(Figure record listings)
= = = = = = =
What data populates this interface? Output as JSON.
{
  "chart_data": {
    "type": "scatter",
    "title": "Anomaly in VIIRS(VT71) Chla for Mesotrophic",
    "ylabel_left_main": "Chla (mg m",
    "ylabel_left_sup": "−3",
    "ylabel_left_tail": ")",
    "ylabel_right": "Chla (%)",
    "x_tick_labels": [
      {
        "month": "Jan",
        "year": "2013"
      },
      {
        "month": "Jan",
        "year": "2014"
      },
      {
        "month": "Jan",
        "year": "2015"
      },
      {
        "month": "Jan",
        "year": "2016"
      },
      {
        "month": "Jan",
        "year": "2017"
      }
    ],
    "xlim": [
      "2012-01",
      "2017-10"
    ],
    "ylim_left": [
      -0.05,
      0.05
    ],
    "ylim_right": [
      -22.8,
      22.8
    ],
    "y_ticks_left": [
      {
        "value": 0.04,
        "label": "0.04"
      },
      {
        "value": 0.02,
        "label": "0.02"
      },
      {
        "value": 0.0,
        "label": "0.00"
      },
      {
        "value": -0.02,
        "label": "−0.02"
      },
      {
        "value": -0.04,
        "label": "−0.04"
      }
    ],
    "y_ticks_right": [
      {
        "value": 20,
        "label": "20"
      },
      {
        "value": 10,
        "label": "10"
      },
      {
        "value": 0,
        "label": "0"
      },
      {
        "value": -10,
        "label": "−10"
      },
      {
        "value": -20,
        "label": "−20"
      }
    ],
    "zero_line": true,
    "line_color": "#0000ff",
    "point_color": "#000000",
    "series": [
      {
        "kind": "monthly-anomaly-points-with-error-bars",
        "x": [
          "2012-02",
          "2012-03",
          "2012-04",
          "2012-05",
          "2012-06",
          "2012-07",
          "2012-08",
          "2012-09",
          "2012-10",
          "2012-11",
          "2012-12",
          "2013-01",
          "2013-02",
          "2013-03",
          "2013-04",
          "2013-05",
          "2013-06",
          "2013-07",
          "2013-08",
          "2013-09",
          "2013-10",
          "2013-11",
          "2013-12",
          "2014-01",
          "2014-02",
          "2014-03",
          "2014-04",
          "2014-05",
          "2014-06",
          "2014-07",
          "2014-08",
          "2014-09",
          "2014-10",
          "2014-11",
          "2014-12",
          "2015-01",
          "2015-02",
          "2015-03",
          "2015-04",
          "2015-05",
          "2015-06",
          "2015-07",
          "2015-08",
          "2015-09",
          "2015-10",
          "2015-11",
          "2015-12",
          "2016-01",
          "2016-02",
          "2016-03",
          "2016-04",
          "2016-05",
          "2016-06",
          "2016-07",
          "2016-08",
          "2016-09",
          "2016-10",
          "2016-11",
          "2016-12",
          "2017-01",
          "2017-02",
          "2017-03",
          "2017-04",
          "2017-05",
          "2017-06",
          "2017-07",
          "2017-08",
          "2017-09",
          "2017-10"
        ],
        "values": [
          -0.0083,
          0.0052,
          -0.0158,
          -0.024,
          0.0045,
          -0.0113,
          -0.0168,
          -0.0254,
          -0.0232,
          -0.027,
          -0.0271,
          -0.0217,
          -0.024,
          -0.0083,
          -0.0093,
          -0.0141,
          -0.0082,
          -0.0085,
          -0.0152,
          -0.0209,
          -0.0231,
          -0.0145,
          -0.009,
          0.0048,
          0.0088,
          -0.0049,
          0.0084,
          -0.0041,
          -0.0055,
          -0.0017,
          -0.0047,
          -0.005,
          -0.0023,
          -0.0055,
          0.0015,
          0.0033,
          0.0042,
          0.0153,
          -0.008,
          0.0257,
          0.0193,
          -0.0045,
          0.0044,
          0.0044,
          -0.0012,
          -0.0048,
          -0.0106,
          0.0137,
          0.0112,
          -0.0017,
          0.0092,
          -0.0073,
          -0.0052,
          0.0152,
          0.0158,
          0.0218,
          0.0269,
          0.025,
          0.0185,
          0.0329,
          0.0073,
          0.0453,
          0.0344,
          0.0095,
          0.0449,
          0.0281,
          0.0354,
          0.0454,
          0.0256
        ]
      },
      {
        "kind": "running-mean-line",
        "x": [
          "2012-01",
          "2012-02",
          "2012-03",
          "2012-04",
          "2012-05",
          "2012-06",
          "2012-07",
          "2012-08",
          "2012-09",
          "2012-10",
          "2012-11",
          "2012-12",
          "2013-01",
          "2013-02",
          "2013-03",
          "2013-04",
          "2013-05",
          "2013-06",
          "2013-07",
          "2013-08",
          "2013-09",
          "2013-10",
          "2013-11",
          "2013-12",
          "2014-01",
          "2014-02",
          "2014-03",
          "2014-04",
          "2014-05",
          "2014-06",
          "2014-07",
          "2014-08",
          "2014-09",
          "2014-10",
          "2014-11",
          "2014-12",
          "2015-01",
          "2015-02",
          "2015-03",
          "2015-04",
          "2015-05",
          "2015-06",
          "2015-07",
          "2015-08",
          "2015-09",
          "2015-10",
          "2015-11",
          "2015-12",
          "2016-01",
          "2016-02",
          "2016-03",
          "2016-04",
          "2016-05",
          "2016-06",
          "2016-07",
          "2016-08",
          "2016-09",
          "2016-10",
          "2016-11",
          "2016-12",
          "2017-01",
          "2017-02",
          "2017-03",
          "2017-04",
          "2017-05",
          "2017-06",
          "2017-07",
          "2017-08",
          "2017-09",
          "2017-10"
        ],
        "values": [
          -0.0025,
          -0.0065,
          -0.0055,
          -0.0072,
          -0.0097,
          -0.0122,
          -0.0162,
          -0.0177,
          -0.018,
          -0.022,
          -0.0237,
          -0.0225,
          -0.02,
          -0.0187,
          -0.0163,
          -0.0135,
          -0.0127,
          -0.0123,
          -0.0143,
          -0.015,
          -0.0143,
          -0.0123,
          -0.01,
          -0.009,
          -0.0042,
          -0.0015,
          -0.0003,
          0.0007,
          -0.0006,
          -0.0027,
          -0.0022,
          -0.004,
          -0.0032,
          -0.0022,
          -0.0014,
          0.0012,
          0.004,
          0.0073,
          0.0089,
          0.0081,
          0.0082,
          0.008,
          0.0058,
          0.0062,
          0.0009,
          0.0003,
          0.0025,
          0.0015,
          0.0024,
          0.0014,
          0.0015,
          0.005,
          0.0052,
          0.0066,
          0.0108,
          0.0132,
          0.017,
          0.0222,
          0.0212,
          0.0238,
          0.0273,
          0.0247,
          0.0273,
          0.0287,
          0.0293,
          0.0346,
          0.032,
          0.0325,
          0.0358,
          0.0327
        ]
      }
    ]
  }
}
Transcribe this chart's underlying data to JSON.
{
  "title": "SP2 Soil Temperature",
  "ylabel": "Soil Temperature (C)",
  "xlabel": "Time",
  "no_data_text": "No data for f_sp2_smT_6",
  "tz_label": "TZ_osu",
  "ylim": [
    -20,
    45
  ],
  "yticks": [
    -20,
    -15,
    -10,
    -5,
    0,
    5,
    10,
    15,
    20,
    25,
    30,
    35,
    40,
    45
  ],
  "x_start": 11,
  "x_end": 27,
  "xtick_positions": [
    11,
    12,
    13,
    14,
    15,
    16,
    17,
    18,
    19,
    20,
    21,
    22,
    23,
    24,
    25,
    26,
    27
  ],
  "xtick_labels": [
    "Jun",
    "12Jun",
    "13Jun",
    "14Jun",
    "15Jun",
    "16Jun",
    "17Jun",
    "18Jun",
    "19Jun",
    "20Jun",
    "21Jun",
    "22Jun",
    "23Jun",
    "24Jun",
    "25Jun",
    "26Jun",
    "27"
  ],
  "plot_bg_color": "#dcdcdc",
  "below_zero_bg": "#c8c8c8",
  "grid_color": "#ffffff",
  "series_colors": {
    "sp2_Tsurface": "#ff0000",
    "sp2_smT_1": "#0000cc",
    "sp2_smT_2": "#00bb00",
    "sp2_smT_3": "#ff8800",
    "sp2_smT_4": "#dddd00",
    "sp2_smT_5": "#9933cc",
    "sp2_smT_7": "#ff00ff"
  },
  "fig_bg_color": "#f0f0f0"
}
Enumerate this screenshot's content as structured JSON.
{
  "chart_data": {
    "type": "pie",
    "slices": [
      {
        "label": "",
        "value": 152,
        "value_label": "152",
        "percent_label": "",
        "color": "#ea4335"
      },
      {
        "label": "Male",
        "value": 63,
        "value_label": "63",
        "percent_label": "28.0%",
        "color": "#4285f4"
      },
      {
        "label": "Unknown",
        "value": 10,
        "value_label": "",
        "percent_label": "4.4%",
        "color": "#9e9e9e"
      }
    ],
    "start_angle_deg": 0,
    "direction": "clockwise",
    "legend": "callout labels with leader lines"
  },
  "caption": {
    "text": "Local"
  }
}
= = = = = = =
Work required -> Search the records for the word "Temperature". Copy every line that has it.

Final answer ->
  "title": "SP2 Soil Temperature",
  "ylabel": "Soil Temperature (C)",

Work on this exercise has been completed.